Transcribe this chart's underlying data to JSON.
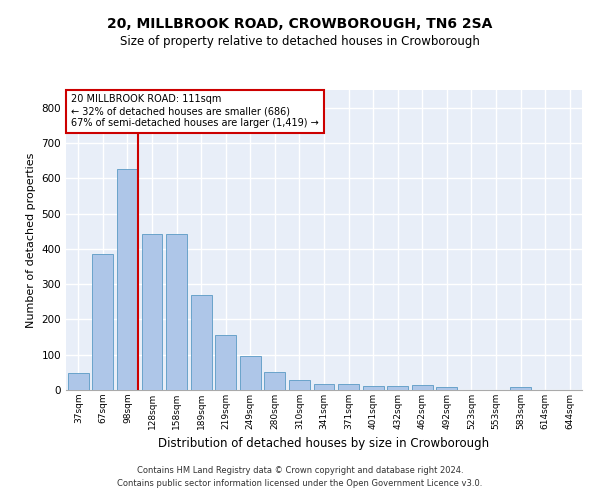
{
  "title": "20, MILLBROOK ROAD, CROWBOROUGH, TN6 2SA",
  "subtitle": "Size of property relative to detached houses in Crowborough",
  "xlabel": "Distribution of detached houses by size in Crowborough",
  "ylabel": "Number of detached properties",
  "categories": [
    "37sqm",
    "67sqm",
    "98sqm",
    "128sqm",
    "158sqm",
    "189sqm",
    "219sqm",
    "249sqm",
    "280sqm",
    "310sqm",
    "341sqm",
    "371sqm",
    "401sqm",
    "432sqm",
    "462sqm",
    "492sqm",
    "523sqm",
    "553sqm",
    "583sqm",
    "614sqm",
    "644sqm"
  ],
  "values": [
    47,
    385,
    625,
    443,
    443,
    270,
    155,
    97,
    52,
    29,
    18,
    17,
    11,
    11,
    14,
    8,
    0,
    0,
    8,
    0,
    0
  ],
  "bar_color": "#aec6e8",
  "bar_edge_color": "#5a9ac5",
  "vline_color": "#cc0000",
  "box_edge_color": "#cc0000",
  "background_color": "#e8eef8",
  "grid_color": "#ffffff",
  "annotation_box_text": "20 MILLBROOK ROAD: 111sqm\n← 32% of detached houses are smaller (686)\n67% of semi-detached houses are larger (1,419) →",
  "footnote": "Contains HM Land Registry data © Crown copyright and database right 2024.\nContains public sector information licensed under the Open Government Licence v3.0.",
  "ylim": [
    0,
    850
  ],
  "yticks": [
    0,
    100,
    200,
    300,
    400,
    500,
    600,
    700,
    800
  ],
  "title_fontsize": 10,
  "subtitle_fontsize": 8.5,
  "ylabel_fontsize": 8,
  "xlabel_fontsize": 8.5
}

* * *

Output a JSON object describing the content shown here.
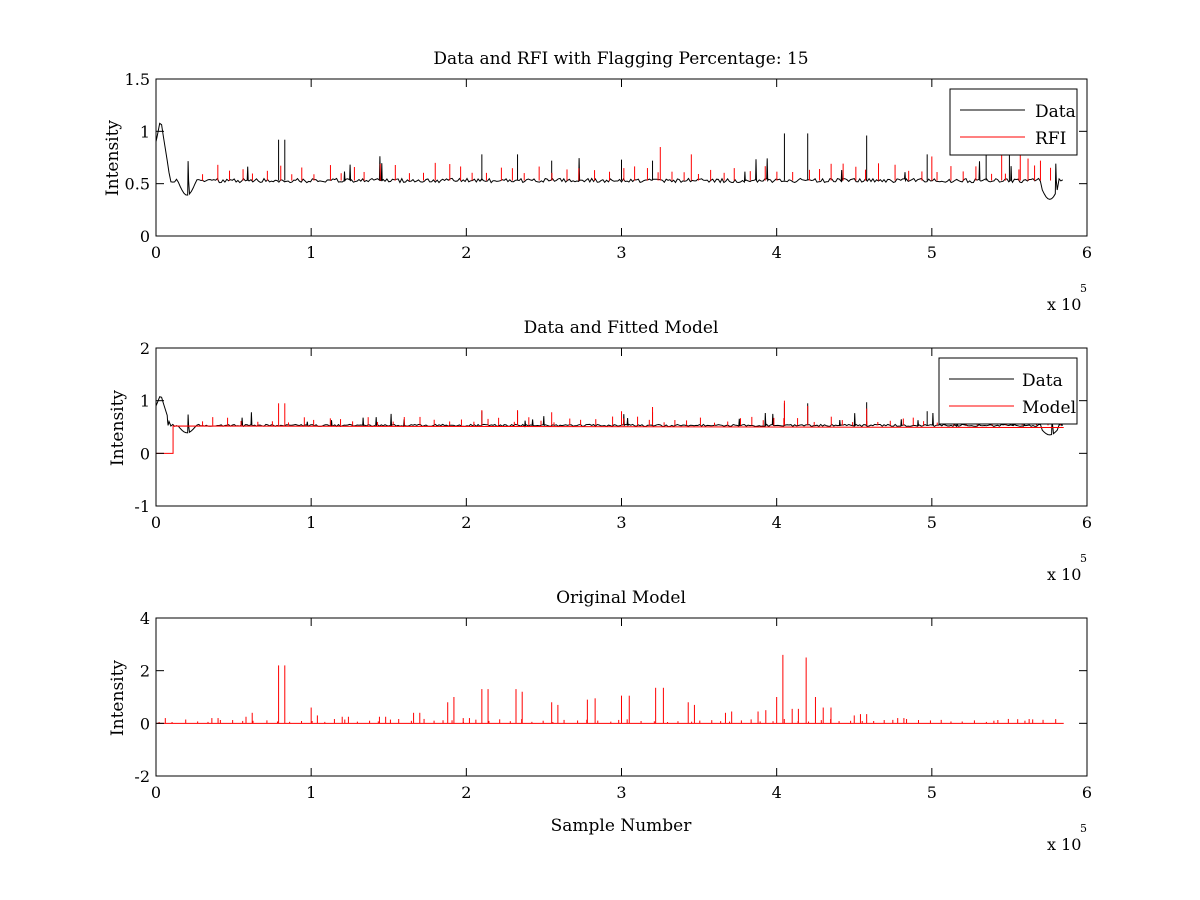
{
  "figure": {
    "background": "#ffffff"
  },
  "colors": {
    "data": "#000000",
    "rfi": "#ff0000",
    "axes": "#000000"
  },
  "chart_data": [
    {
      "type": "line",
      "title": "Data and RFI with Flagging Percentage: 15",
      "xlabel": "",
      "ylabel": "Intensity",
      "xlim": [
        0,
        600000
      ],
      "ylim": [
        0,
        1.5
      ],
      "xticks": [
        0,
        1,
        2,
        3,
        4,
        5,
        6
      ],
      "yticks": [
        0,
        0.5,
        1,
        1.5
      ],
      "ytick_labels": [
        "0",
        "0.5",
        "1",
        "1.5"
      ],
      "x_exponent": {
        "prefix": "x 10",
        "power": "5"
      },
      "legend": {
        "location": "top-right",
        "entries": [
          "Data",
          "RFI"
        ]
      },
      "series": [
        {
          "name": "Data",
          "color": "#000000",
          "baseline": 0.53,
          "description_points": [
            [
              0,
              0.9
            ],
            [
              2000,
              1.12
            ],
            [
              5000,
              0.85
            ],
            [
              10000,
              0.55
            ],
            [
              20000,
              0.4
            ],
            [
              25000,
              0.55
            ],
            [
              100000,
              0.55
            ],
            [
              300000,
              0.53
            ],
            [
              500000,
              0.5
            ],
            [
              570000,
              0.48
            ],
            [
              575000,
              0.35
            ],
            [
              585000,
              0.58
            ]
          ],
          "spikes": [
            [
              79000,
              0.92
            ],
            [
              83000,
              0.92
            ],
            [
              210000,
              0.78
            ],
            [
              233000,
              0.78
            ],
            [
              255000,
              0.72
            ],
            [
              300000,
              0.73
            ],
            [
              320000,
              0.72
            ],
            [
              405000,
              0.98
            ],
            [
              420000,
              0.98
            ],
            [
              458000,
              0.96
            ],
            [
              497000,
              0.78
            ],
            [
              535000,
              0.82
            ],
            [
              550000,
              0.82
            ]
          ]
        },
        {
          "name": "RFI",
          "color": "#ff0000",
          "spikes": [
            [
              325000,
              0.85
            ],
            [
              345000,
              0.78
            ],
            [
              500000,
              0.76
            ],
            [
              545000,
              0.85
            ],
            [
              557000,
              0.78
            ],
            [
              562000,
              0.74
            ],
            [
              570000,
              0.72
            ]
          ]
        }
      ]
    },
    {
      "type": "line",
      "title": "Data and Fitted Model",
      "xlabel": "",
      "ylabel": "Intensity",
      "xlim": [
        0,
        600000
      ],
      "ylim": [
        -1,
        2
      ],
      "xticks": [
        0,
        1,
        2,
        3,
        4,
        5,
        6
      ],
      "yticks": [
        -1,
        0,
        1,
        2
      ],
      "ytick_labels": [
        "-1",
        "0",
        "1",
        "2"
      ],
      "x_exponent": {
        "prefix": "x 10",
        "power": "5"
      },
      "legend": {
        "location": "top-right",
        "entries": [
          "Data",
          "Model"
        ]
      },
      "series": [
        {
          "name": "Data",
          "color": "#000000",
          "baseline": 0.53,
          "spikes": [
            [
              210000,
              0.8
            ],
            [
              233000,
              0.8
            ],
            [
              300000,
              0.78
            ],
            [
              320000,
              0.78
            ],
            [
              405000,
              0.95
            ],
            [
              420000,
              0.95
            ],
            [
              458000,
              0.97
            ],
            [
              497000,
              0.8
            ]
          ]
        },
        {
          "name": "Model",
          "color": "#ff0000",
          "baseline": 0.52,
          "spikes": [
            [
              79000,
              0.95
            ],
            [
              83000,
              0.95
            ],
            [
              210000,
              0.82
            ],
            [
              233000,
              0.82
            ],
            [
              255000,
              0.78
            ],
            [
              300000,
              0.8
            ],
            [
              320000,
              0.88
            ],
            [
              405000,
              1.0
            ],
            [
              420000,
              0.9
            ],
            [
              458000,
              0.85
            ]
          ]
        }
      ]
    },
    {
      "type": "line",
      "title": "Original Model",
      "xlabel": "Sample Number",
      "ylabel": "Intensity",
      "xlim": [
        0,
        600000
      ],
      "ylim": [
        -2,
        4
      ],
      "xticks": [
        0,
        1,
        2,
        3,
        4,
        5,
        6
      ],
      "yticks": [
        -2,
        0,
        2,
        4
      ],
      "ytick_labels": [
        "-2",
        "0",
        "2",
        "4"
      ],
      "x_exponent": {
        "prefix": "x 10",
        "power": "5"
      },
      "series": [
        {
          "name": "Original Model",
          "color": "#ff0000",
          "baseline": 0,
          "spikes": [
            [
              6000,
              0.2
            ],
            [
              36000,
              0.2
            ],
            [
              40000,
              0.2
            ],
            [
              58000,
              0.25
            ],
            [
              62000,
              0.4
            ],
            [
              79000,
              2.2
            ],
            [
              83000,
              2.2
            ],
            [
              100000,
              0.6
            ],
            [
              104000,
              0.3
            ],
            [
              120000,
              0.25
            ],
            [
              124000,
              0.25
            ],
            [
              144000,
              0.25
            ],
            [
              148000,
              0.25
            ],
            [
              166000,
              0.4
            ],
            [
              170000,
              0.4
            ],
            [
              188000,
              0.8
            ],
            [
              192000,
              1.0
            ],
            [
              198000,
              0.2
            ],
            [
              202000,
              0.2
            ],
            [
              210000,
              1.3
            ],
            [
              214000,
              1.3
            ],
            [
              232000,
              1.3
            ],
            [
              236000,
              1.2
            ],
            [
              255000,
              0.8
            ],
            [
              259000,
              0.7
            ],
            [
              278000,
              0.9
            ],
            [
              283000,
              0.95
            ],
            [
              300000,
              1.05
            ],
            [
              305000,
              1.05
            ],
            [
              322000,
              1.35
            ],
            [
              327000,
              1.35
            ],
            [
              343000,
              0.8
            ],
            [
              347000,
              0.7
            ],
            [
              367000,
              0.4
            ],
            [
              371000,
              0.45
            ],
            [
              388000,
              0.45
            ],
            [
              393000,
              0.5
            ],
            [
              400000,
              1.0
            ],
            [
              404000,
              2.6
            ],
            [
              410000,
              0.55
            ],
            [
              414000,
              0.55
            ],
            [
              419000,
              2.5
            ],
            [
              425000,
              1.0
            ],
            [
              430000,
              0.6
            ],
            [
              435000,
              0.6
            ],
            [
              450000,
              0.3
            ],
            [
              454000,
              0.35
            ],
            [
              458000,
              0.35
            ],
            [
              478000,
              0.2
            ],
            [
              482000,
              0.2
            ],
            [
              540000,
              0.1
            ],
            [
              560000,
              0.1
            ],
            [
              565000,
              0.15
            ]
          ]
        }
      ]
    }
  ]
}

==

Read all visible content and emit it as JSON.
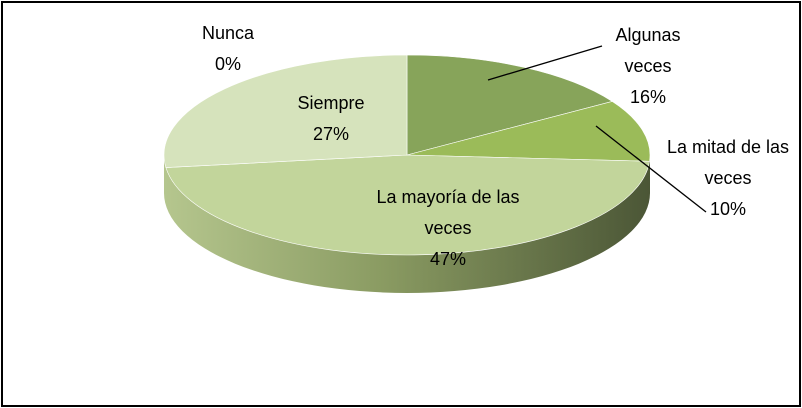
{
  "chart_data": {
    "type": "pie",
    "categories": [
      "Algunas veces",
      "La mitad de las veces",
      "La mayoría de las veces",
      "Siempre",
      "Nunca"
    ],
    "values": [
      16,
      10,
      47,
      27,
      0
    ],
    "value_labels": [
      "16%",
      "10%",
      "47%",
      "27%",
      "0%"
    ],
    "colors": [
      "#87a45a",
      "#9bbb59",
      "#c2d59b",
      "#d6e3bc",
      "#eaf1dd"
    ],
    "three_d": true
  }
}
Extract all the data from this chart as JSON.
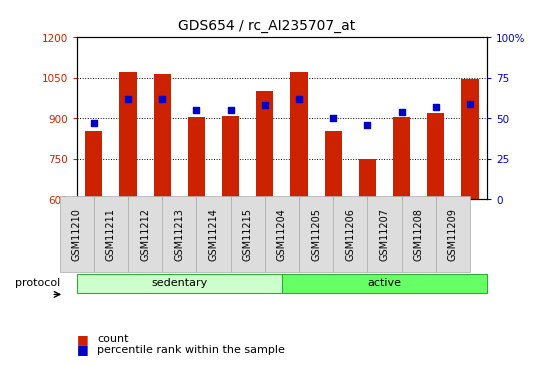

▶ **Problem**:
Everything from the line that contains "Read all visible content and emit it as JSON." down to the line that contains "Extract all the data from this chart as JSON." should be written out exactly, end lines too, minus the pictures.

▶ **Completed task**:
Read all visible content and emit it as JSON.
{
  "chart_data": {
    "type": "pie",
    "categories": [
      "Algunas veces",
      "La mitad de las veces",
      "La mayoría de las veces",
      "Siempre",
      "Nunca"
    ],
    "values": [
      16,
      10,
      47,
      27,
      0
    ],
    "value_labels": [
      "16%",
      "10%",
      "47%",
      "27%",
      "0%"
    ],
    "colors": [
      "#87a45a",
      "#9bbb59",
      "#c2d59b",
      "#d6e3bc",
      "#eaf1dd"
    ],
    "three_d": true
  }
}
Extract all the data from this chart as JSON.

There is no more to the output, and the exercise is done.